TASK INPUT.
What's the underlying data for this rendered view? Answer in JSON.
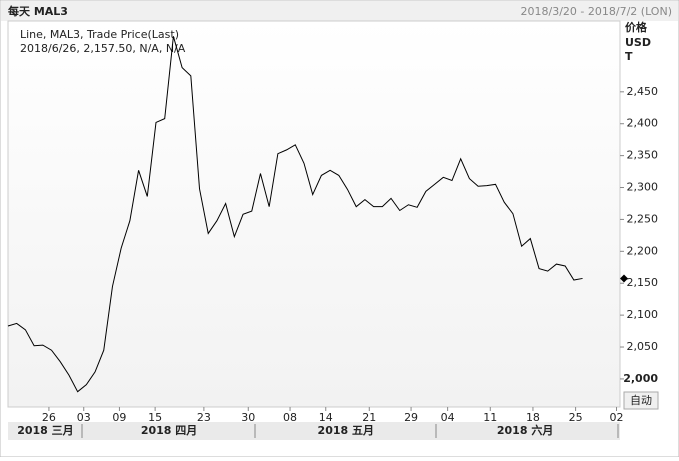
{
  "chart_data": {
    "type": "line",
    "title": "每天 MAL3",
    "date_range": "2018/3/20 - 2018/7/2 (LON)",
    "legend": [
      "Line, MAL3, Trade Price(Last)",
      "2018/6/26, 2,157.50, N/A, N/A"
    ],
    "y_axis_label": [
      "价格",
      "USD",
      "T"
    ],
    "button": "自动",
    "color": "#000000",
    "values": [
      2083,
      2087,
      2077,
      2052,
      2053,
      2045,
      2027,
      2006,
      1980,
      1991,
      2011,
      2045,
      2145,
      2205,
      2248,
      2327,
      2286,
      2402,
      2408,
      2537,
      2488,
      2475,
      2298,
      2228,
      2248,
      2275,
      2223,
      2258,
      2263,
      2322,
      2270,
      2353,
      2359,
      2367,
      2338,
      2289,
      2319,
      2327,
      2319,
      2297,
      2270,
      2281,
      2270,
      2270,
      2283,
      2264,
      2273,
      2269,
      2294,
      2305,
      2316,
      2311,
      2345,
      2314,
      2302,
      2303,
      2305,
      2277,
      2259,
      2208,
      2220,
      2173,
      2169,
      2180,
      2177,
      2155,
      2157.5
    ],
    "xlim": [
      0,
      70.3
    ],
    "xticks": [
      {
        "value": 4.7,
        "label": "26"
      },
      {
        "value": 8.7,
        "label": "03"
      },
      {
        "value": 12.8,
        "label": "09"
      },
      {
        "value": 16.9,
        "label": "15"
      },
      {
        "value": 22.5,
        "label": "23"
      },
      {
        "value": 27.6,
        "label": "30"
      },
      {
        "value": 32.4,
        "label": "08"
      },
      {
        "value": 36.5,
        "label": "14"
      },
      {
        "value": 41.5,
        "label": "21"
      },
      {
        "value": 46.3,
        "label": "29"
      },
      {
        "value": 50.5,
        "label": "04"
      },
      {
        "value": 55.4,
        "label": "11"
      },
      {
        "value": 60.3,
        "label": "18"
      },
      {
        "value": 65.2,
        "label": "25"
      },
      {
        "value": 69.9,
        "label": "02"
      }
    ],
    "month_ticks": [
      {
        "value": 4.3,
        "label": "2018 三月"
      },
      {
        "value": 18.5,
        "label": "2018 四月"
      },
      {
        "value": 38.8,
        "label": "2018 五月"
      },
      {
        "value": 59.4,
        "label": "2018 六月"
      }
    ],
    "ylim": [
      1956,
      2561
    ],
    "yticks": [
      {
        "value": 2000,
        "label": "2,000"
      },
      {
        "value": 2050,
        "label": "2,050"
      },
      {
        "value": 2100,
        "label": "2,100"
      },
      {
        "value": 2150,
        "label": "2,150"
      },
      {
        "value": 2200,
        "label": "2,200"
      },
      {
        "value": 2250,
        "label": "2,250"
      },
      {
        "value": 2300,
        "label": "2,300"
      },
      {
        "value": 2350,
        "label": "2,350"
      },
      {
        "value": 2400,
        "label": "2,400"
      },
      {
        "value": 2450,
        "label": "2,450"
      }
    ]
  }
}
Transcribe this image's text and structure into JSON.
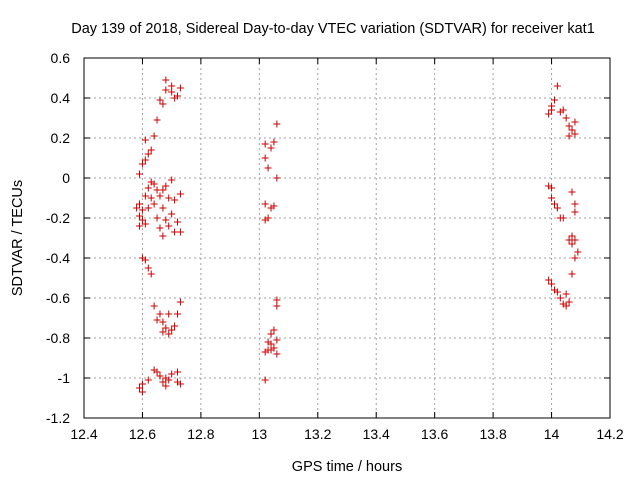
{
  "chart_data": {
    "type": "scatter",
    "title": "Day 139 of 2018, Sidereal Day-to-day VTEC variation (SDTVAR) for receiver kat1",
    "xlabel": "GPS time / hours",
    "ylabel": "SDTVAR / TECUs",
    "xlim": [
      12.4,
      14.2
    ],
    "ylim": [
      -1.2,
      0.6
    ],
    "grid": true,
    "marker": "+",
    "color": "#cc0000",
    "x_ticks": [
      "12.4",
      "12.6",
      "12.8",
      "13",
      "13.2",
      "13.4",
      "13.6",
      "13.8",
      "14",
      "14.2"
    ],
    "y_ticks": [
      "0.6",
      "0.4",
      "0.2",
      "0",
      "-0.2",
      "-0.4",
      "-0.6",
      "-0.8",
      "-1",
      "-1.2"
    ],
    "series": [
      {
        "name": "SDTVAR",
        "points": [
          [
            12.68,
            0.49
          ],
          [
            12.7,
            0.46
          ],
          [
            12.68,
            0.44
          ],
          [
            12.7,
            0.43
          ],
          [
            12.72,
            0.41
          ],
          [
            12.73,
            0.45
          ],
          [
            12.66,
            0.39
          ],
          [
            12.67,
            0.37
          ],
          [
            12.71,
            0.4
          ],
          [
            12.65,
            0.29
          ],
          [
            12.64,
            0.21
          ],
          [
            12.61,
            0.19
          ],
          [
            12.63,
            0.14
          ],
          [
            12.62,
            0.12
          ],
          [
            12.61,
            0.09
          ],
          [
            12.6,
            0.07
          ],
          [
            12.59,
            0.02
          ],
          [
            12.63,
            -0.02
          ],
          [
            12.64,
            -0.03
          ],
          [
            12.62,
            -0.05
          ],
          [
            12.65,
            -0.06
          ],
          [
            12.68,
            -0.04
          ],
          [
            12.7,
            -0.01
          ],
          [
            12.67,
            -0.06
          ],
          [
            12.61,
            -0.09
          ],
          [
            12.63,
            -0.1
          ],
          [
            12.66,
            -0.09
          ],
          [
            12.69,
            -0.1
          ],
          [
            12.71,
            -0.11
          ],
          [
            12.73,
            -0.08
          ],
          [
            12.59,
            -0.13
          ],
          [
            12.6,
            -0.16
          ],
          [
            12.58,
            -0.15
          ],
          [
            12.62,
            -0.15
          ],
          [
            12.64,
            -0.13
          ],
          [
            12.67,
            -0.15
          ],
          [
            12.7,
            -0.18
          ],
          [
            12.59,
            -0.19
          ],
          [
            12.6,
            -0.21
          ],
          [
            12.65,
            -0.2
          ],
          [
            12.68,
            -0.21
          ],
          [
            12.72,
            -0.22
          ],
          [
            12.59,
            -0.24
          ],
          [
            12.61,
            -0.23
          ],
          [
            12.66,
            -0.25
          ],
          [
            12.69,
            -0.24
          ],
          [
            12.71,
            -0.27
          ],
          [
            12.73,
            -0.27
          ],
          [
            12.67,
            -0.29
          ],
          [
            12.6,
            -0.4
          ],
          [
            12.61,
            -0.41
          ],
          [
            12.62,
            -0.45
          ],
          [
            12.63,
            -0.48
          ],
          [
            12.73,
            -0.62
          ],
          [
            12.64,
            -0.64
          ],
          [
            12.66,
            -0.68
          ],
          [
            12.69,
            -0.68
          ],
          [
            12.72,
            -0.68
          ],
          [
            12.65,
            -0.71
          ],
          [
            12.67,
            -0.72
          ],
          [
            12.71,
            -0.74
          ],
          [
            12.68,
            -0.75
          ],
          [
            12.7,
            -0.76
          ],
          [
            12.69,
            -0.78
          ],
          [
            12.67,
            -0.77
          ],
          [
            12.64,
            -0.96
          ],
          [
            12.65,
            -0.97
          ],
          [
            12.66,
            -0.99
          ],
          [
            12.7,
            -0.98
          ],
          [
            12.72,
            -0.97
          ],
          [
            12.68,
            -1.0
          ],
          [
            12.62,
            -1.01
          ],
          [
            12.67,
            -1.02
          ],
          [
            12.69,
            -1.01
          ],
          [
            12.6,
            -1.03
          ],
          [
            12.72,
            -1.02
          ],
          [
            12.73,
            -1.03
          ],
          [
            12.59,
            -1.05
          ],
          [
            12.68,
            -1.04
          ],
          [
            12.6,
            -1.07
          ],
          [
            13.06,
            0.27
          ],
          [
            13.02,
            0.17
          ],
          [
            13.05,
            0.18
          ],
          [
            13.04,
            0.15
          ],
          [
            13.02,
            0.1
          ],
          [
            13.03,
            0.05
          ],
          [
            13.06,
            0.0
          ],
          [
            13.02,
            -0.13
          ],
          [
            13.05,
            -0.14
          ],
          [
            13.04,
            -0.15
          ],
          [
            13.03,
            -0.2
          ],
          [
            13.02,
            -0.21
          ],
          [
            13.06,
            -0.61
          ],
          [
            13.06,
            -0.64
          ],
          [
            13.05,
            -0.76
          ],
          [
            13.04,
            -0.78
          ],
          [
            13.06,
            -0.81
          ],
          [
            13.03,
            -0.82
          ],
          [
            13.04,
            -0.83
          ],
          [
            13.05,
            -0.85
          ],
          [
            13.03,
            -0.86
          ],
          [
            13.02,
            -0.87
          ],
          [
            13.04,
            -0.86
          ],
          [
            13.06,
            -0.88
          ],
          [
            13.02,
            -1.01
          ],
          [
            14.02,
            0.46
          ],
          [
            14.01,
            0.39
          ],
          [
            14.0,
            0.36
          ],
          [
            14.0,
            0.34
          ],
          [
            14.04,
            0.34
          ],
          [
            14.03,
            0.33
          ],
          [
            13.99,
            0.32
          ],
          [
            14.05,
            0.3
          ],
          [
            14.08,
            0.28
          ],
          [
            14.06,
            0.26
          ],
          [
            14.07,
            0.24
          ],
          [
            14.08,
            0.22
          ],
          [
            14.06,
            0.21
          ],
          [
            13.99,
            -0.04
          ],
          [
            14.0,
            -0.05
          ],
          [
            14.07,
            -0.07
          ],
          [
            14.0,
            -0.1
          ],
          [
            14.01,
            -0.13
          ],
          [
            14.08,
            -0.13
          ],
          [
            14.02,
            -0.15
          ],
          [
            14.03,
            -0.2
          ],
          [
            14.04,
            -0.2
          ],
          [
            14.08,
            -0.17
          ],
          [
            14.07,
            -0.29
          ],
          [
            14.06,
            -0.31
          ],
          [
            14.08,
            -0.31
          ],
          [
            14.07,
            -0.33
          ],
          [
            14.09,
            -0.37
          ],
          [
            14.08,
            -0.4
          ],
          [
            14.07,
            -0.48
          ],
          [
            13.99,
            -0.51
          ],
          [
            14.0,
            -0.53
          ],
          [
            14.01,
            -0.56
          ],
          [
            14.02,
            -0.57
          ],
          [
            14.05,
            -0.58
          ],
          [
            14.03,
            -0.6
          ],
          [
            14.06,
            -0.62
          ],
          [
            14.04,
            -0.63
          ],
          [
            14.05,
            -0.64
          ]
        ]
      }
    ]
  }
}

TASK STATEMENT.
Of all the lines in the entries, how many contain the word "SDTVAR"? Give only the number.

RESPONSE BELOW.
3